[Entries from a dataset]
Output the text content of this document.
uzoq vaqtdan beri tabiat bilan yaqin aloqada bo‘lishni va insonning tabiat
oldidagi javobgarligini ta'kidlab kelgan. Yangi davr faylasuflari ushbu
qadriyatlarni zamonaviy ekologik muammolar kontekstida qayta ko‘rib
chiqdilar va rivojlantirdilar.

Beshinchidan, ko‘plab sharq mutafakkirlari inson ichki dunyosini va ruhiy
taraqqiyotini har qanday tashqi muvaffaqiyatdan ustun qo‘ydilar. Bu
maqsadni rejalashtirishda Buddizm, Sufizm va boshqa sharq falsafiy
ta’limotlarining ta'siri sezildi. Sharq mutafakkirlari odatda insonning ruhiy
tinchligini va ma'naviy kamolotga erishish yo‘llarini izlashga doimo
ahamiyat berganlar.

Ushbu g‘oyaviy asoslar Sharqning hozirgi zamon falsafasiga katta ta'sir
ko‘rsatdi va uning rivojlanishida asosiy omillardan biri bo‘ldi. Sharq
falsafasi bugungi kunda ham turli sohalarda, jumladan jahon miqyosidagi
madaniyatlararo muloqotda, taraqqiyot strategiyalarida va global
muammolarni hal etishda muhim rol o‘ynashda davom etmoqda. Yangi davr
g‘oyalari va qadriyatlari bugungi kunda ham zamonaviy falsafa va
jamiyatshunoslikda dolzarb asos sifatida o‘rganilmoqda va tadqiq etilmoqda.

#### Problem statement:
Copy out each line exactly as written.

#### In response:
Output the text content of this document.
uzoq vaqtdan beri tabiat bilan yaqin aloqada bo‘lishni va insonning tabiat
oldidagi javobgarligini ta'kidlab kelgan. Yangi davr faylasuflari ushbu
qadriyatlarni zamonaviy ekologik muammolar kontekstida qayta ko‘rib
chiqdilar va rivojlantirdilar.

Beshinchidan, ko‘plab sharq mutafakkirlari inson ichki dunyosini va ruhiy
taraqqiyotini har qanday tashqi muvaffaqiyatdan ustun qo‘ydilar. Bu
maqsadni rejalashtirishda Buddizm, Sufizm va boshqa sharq falsafiy
ta’limotlarining ta'siri sezildi. Sharq mutafakkirlari odatda insonning ruhiy
tinchligini va ma'naviy kamolotga erishish yo‘llarini izlashga doimo
ahamiyat berganlar.

Ushbu g‘oyaviy asoslar Sharqning hozirgi zamon falsafasiga katta ta'sir
ko‘rsatdi va uning rivojlanishida asosiy omillardan biri bo‘ldi. Sharq
falsafasi bugungi kunda ham turli sohalarda, jumladan jahon miqyosidagi
madaniyatlararo muloqotda, taraqqiyot strategiyalarida va global
muammolarni hal etishda muhim rol o‘ynashda davom etmoqda. Yangi davr
g‘oyalari va qadriyatlari bugungi kunda ham zamonaviy falsafa va
jamiyatshunoslikda dolzarb asos sifatida o‘rganilmoqda va tadqiq etilmoqda.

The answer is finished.